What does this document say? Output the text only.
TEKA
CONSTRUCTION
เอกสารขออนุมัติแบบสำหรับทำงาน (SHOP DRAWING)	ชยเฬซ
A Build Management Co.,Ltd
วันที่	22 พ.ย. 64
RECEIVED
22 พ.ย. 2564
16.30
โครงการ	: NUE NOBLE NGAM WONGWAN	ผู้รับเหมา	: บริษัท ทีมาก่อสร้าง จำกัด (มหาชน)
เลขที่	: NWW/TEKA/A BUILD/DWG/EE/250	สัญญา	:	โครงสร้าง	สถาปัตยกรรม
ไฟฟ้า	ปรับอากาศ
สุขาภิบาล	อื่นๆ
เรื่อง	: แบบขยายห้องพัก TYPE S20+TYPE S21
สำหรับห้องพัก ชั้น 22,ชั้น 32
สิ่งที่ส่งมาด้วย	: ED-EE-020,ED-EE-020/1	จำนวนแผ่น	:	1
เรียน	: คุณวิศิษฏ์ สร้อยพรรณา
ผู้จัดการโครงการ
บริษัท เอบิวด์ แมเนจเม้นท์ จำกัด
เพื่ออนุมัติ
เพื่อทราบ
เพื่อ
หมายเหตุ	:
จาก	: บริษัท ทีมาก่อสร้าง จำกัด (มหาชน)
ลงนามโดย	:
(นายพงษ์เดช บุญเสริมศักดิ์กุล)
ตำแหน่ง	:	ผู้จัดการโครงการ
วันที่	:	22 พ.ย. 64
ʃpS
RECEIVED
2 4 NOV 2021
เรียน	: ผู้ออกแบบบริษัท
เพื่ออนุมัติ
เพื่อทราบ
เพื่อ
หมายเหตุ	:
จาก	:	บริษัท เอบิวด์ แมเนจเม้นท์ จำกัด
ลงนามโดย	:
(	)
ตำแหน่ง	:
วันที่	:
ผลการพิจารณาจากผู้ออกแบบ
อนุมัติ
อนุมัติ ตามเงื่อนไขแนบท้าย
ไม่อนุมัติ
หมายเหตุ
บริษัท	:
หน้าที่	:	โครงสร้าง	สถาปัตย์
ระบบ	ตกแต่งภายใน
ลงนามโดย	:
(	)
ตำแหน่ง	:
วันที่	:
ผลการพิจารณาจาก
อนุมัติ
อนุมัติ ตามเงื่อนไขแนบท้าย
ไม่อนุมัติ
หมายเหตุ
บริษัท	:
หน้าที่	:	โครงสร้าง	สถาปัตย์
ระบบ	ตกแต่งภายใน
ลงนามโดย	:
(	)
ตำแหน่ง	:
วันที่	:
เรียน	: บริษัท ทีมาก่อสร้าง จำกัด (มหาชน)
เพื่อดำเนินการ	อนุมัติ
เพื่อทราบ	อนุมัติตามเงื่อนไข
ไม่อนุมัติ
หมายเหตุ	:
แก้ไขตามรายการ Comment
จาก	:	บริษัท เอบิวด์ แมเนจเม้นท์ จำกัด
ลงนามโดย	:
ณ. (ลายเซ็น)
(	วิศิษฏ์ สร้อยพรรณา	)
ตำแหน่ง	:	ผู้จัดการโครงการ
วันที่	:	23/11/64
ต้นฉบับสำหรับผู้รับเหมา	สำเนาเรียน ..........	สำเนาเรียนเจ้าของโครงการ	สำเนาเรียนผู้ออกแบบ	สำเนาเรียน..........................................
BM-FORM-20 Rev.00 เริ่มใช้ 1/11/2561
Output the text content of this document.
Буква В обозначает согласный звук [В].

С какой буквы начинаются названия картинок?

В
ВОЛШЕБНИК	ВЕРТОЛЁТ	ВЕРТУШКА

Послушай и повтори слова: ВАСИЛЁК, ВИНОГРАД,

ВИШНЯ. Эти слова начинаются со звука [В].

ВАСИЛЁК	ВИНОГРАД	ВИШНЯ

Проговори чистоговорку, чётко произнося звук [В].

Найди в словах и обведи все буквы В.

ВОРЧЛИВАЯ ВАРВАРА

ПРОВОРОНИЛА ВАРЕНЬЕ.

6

━━━━━━

=== Problem to work on ===
Determine the number of lines in these entries that contain the word "document", and write only that number.

=== Solution below ===
2